* **Given instruction**:
Filter the entries that follow, copying every line in which the word "POWIERZCHNIE" appears.

* **Extracted entries**:
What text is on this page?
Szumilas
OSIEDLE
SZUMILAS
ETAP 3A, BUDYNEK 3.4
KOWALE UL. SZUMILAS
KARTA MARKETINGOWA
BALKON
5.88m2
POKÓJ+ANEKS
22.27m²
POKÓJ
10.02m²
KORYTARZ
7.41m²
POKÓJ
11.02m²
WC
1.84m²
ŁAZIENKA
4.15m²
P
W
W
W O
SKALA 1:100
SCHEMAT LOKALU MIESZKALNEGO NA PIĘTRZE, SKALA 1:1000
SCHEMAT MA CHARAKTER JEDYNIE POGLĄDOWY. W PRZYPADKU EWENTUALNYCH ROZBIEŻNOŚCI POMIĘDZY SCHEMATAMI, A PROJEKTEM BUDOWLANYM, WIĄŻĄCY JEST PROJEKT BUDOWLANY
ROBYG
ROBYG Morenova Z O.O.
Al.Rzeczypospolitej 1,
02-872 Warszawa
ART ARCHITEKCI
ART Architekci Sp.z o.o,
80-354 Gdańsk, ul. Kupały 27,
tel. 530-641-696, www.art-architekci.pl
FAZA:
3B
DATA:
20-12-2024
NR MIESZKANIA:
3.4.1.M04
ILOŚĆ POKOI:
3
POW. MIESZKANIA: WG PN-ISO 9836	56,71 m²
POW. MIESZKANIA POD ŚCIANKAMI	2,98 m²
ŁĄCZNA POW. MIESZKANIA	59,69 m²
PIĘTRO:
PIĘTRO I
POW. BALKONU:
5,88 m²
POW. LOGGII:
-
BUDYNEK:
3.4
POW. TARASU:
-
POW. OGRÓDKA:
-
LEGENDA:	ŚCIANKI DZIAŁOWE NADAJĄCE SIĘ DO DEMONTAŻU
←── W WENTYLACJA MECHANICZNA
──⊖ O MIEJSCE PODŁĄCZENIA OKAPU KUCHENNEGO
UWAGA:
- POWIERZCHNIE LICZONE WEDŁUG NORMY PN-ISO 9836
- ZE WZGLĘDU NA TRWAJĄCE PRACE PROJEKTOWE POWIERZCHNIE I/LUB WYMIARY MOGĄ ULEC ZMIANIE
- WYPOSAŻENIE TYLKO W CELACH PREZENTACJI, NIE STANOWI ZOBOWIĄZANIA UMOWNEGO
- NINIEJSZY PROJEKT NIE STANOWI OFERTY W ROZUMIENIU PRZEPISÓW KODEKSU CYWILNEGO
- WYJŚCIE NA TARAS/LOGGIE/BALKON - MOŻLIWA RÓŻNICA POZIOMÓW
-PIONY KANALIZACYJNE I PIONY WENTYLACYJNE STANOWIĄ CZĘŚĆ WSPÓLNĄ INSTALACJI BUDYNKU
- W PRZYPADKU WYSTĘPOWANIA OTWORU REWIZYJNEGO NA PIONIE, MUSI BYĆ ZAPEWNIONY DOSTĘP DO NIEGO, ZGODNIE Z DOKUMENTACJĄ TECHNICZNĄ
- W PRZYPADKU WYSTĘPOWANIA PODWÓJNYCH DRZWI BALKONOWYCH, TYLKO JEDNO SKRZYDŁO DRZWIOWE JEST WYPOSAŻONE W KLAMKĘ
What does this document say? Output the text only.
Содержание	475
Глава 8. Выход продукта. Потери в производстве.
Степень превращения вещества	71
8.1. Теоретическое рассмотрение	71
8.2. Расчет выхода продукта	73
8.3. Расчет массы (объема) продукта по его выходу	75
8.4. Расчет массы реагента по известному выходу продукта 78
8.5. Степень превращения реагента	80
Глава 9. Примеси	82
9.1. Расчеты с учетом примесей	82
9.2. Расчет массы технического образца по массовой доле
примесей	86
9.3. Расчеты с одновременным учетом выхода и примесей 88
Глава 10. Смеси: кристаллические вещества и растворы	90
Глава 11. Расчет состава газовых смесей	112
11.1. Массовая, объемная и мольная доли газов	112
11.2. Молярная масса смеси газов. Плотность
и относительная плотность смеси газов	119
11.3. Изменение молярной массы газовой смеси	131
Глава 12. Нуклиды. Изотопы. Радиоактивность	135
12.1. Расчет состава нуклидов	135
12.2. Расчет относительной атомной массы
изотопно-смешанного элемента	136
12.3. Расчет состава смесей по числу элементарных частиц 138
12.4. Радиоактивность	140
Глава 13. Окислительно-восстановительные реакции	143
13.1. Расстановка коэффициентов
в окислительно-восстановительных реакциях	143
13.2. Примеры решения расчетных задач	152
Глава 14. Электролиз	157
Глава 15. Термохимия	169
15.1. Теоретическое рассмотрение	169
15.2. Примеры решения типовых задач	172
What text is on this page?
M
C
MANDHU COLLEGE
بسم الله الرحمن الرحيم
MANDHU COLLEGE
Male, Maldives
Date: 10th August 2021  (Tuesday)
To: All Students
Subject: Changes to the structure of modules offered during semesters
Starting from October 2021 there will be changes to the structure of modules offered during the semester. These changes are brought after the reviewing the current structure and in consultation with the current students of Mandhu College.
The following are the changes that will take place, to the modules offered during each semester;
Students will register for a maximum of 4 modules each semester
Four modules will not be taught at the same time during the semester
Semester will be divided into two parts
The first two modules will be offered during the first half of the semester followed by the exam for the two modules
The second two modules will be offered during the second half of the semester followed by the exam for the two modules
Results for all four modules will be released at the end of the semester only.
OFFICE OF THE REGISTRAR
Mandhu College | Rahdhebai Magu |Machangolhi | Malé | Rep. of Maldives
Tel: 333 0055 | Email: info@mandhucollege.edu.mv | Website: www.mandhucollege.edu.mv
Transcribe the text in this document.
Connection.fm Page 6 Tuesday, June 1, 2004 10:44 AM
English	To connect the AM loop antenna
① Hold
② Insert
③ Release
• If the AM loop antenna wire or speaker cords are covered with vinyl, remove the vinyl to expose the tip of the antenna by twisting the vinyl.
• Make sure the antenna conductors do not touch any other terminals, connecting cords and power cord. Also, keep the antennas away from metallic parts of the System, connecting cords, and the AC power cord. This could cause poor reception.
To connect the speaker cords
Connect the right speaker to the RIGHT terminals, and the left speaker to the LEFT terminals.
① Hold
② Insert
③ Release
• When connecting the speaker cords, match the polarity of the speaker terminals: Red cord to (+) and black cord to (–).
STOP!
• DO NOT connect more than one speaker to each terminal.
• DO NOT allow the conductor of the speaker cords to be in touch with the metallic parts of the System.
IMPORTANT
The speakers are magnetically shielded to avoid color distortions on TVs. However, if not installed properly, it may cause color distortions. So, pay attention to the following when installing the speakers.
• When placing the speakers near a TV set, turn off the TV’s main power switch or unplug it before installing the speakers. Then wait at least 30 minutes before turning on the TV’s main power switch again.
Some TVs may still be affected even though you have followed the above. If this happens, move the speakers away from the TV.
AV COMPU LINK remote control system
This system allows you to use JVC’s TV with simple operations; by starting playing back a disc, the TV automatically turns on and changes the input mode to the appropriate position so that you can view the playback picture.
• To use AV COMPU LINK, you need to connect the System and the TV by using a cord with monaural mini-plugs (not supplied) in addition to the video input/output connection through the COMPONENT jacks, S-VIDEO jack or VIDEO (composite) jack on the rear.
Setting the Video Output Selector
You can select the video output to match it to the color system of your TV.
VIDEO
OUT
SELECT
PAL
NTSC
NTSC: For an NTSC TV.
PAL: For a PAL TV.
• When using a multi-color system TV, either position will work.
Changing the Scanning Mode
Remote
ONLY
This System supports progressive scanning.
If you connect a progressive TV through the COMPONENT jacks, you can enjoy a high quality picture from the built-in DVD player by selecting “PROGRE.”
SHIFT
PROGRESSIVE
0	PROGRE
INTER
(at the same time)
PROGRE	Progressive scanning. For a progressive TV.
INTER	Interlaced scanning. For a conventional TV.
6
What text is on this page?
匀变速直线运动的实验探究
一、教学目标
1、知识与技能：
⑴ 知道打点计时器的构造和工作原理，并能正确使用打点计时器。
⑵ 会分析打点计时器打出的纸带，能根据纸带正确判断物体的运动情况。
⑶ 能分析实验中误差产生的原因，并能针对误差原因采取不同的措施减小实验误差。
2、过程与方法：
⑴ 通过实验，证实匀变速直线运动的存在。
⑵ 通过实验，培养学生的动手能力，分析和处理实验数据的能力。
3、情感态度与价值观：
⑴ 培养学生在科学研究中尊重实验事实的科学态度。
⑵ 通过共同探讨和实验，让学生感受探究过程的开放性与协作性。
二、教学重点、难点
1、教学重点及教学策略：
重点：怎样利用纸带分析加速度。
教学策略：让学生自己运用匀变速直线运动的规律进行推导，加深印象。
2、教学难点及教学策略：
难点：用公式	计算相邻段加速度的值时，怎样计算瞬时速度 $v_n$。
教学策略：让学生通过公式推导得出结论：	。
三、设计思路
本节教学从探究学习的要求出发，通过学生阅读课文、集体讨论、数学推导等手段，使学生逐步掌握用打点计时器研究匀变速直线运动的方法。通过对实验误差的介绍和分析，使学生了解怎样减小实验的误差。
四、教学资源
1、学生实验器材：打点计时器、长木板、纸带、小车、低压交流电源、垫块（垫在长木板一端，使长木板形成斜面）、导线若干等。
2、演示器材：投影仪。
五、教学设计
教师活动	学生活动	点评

* **Solution to this problem**:
- POWIERZCHNIE LICZONE WEDŁUG NORMY PN-ISO 9836
- ZE WZGLĘDU NA TRWAJĄCE PRACE PROJEKTOWE POWIERZCHNIE I/LUB WYMIARY MOGĄ ULEC ZMIANIE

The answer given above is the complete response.